### Records for the task
------

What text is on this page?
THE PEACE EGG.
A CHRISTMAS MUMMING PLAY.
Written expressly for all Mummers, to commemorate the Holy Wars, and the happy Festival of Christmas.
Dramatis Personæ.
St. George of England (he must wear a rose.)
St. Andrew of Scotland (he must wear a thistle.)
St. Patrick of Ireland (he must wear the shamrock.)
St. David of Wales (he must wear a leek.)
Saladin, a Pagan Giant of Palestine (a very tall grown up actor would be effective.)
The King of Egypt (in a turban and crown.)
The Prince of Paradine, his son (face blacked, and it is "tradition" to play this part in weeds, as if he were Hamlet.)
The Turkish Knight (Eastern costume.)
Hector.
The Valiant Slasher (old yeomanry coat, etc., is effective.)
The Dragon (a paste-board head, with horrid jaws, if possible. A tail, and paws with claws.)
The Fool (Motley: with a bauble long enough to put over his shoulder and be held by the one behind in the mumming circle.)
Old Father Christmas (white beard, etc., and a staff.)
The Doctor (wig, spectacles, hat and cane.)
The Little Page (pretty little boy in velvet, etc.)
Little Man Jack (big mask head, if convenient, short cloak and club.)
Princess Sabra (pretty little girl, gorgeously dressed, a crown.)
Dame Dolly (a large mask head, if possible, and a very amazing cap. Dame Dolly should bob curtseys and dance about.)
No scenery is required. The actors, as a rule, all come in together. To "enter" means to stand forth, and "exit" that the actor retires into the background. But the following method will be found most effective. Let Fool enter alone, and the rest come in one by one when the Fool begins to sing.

------

### Given task
Please restate the whole listing word for word.

### Solution for this task
What text is on this page?
THE PEACE EGG.
A CHRISTMAS MUMMING PLAY.
Written expressly for all Mummers, to commemorate the Holy Wars, and the happy Festival of Christmas.
Dramatis Personæ.
St. George of England (he must wear a rose.)
St. Andrew of Scotland (he must wear a thistle.)
St. Patrick of Ireland (he must wear the shamrock.)
St. David of Wales (he must wear a leek.)
Saladin, a Pagan Giant of Palestine (a very tall grown up actor would be effective.)
The King of Egypt (in a turban and crown.)
The Prince of Paradine, his son (face blacked, and it is "tradition" to play this part in weeds, as if he were Hamlet.)
The Turkish Knight (Eastern costume.)
Hector.
The Valiant Slasher (old yeomanry coat, etc., is effective.)
The Dragon (a paste-board head, with horrid jaws, if possible. A tail, and paws with claws.)
The Fool (Motley: with a bauble long enough to put over his shoulder and be held by the one behind in the mumming circle.)
Old Father Christmas (white beard, etc., and a staff.)
The Doctor (wig, spectacles, hat and cane.)
The Little Page (pretty little boy in velvet, etc.)
Little Man Jack (big mask head, if convenient, short cloak and club.)
Princess Sabra (pretty little girl, gorgeously dressed, a crown.)
Dame Dolly (a large mask head, if possible, and a very amazing cap. Dame Dolly should bob curtseys and dance about.)
No scenery is required. The actors, as a rule, all come in together. To "enter" means to stand forth, and "exit" that the actor retires into the background. But the following method will be found most effective. Let Fool enter alone, and the rest come in one by one when the Fool begins to sing.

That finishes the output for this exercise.